• **LISTED RECORDS**
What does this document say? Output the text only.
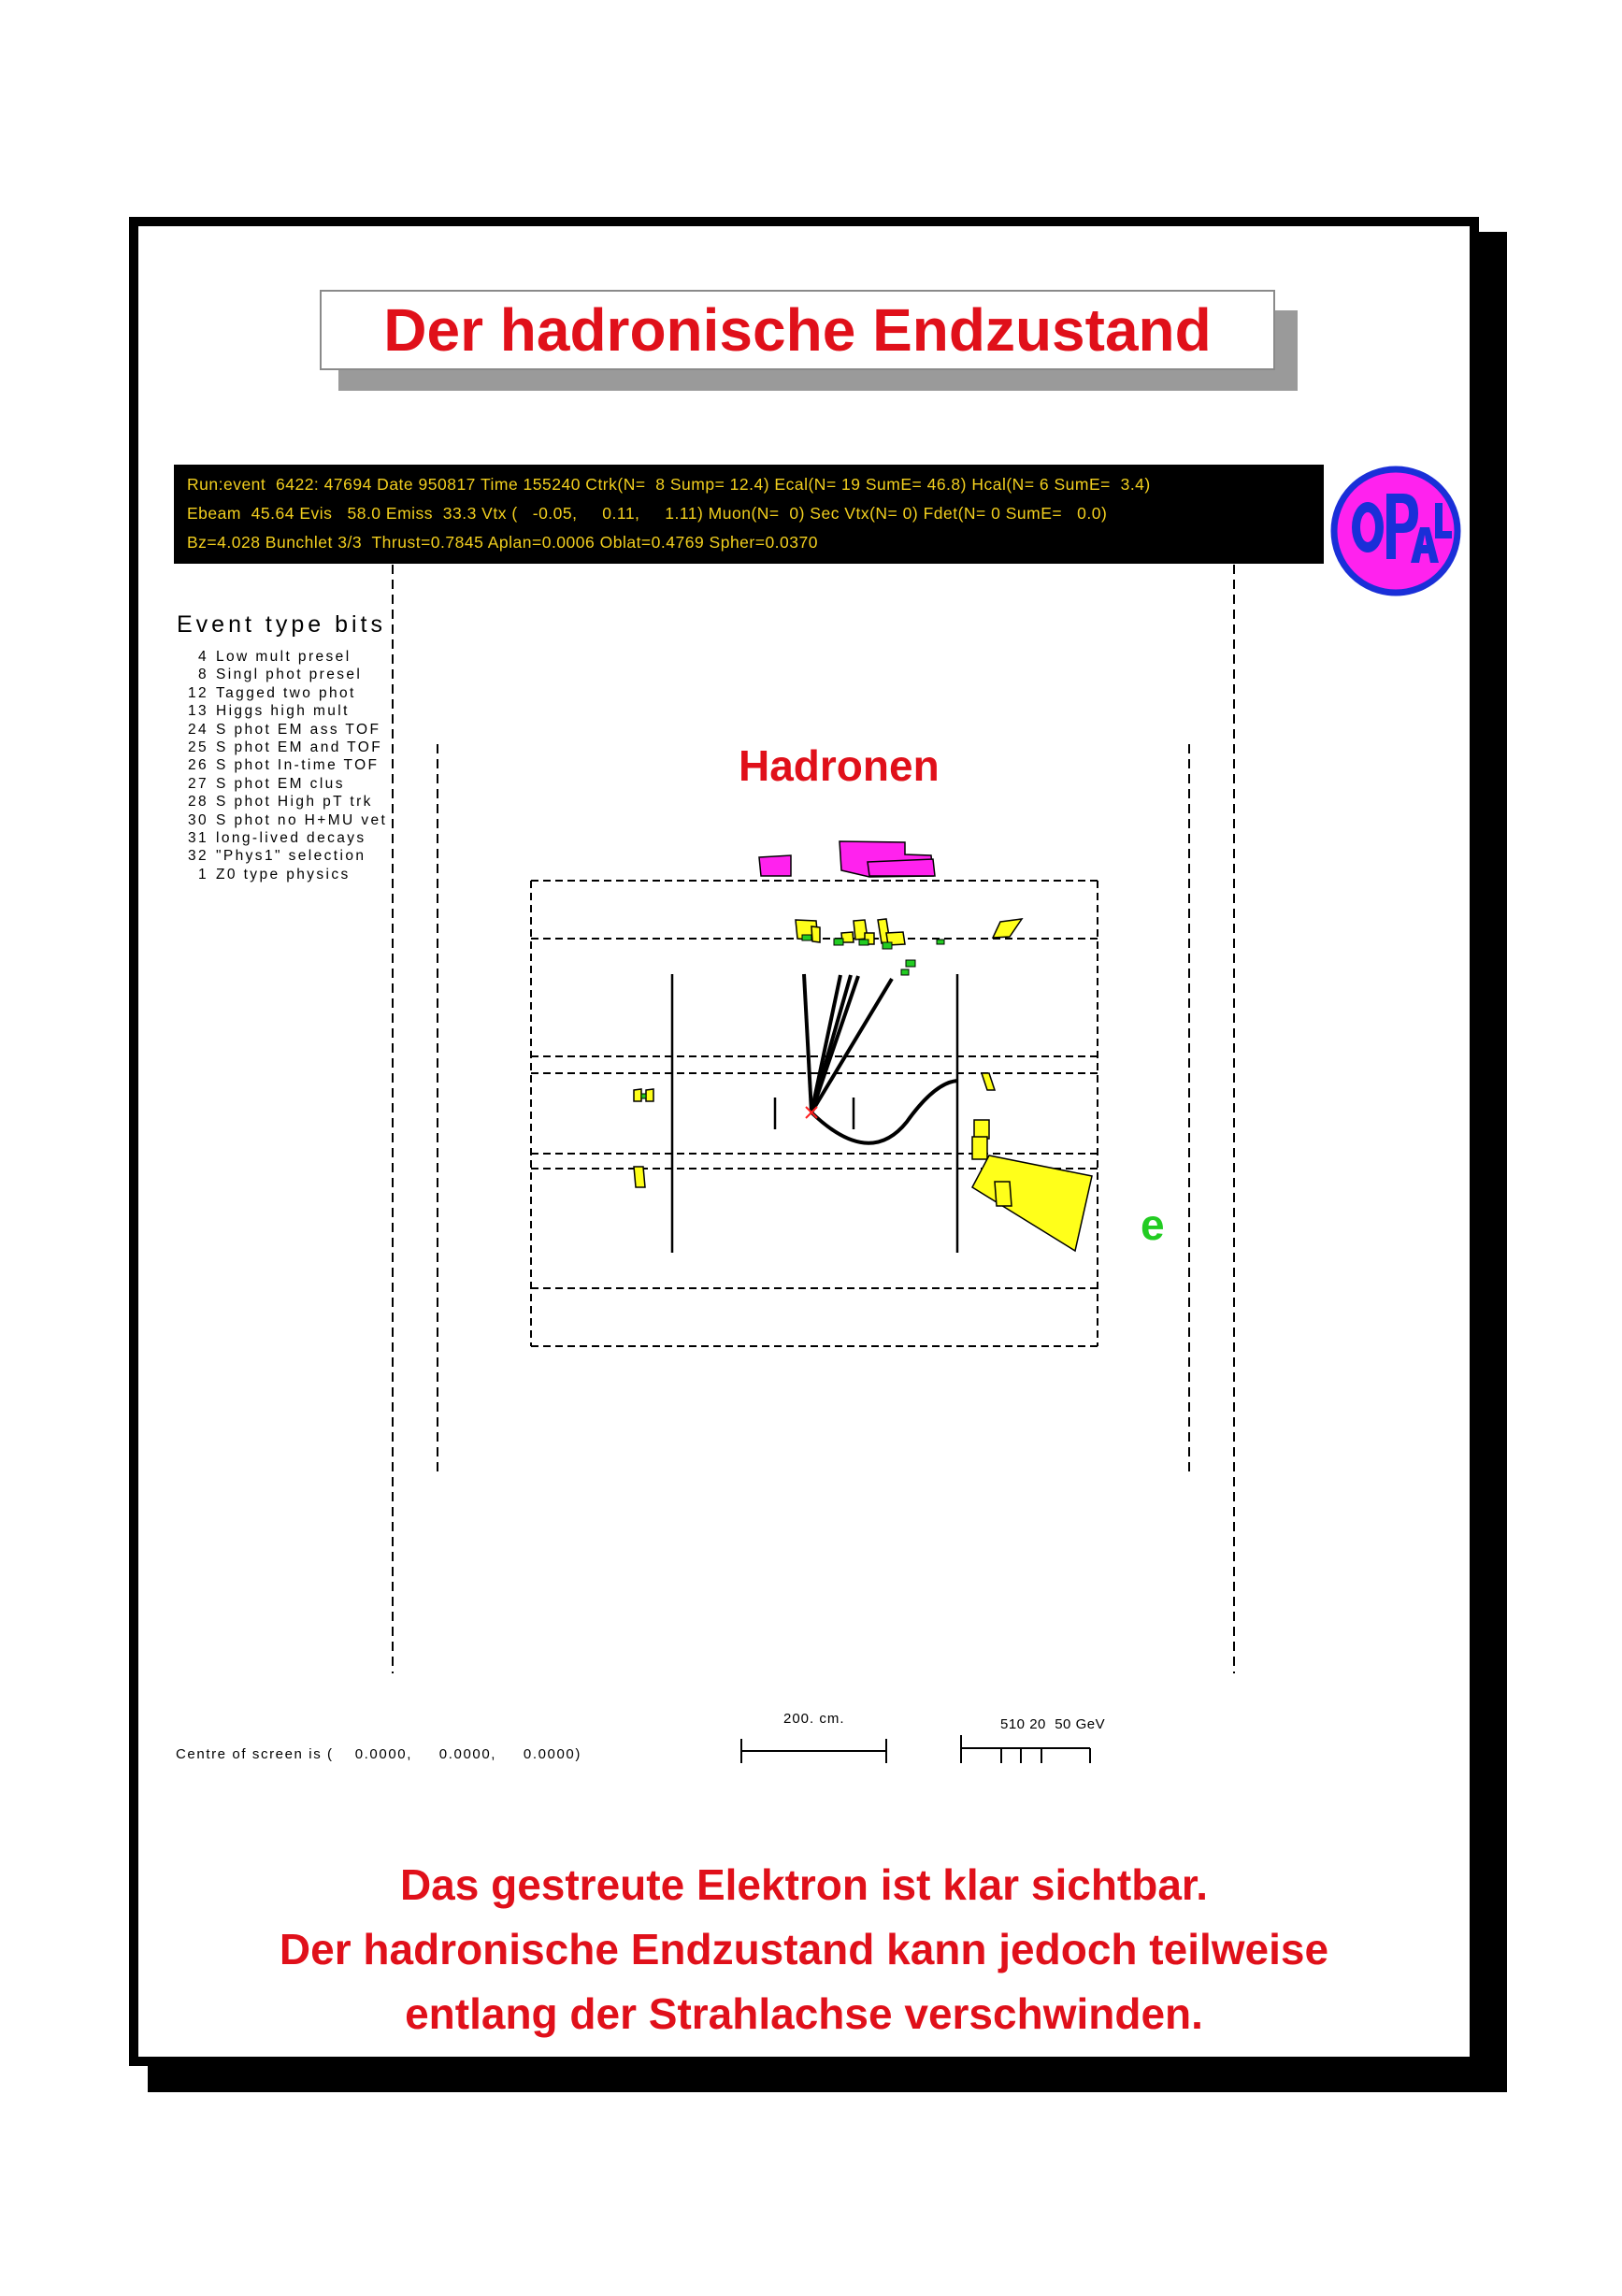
Der hadronische Endzustand
Run:event  6422: 47694 Date 950817 Time 155240 Ctrk(N=  8 Sump= 12.4) Ecal(N= 19 SumE= 46.8) Hcal(N= 6 SumE=  3.4)
Ebeam  45.64 Evis   58.0 Emiss  33.3 Vtx (   -0.05,     0.11,     1.11) Muon(N=  0) Sec Vtx(N= 0) Fdet(N= 0 SumE=   0.0)
Bz=4.028 Bunchlet 3/3  Thrust=0.7845 Aplan=0.0006 Oblat=0.4769 Spher=0.0370
Event type bits
4 Low mult presel
8 Singl phot presel
12 Tagged two phot
13 Higgs high mult
24 S phot EM ass TOF
25 S phot EM and TOF
26 S phot In-time TOF
27 S phot EM clus
28 S phot High pT trk
30 S phot no H+MU vet
31 long-lived decays
32 "Phys1" selection
1 Z0 type physics
Hadronen
e
Centre of screen is (    0.0000,     0.0000,     0.0000)
200. cm.	510 20  50 GeV
Das gestreute Elektron ist klar sichtbar.
Der hadronische Endzustand kann jedoch teilweise
entlang der Strahlachse verschwinden.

• **AIM**
Collect the lines of the data that carry the word "phot".

• **RESPONSE TO THIS TASK**
8 Singl phot presel
12 Tagged two phot
24 S phot EM ass TOF
25 S phot EM and TOF
26 S phot In-time TOF
27 S phot EM clus
28 S phot High pT trk
30 S phot no H+MU vet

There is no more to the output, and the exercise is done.